GOAL: Please return the full listing below without altering anything.

EXCERPTED DATA:
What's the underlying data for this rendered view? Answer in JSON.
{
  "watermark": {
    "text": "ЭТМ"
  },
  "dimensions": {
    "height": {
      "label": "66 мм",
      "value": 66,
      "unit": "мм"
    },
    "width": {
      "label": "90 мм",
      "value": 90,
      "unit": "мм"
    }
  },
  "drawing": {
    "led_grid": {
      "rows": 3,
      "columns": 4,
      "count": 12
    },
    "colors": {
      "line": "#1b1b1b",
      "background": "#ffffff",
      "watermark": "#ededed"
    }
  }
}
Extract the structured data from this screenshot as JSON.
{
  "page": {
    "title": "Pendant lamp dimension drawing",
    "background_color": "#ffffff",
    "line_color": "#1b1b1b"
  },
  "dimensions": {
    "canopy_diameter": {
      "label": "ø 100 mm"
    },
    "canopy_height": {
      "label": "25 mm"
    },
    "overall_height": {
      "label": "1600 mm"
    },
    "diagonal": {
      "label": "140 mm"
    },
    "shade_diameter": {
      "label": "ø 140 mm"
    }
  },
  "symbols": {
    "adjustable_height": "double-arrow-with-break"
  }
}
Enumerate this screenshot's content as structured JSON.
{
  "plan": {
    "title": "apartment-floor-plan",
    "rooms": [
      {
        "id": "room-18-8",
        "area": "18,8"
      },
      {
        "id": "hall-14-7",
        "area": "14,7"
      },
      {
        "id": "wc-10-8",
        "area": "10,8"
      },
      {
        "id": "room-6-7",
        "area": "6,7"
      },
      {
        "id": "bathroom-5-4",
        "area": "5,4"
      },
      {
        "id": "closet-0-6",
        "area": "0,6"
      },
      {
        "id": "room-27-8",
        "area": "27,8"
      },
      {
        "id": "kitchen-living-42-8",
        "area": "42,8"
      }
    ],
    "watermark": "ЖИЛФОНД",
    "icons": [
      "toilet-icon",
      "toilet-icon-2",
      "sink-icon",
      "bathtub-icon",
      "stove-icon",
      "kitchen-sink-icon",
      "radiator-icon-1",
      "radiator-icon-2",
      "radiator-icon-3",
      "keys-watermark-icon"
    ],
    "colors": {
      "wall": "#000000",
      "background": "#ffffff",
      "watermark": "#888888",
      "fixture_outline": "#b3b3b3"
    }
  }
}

PROBLEM SOLUTION:
What's the underlying data for this rendered view? Answer in JSON.
{
  "watermark": {
    "text": "ЭТМ"
  },
  "dimensions": {
    "height": {
      "label": "66 мм",
      "value": 66,
      "unit": "мм"
    },
    "width": {
      "label": "90 мм",
      "value": 90,
      "unit": "мм"
    }
  },
  "drawing": {
    "led_grid": {
      "rows": 3,
      "columns": 4,
      "count": 12
    },
    "colors": {
      "line": "#1b1b1b",
      "background": "#ffffff",
      "watermark": "#ededed"
    }
  }
}
Extract the structured data from this screenshot as JSON.
{
  "page": {
    "title": "Pendant lamp dimension drawing",
    "background_color": "#ffffff",
    "line_color": "#1b1b1b"
  },
  "dimensions": {
    "canopy_diameter": {
      "label": "ø 100 mm"
    },
    "canopy_height": {
      "label": "25 mm"
    },
    "overall_height": {
      "label": "1600 mm"
    },
    "diagonal": {
      "label": "140 mm"
    },
    "shade_diameter": {
      "label": "ø 140 mm"
    }
  },
  "symbols": {
    "adjustable_height": "double-arrow-with-break"
  }
}
Enumerate this screenshot's content as structured JSON.
{
  "plan": {
    "title": "apartment-floor-plan",
    "rooms": [
      {
        "id": "room-18-8",
        "area": "18,8"
      },
      {
        "id": "hall-14-7",
        "area": "14,7"
      },
      {
        "id": "wc-10-8",
        "area": "10,8"
      },
      {
        "id": "room-6-7",
        "area": "6,7"
      },
      {
        "id": "bathroom-5-4",
        "area": "5,4"
      },
      {
        "id": "closet-0-6",
        "area": "0,6"
      },
      {
        "id": "room-27-8",
        "area": "27,8"
      },
      {
        "id": "kitchen-living-42-8",
        "area": "42,8"
      }
    ],
    "watermark": "ЖИЛФОНД",
    "icons": [
      "toilet-icon",
      "toilet-icon-2",
      "sink-icon",
      "bathtub-icon",
      "stove-icon",
      "kitchen-sink-icon",
      "radiator-icon-1",
      "radiator-icon-2",
      "radiator-icon-3",
      "keys-watermark-icon"
    ],
    "colors": {
      "wall": "#000000",
      "background": "#ffffff",
      "watermark": "#888888",
      "fixture_outline": "#b3b3b3"
    }
  }
}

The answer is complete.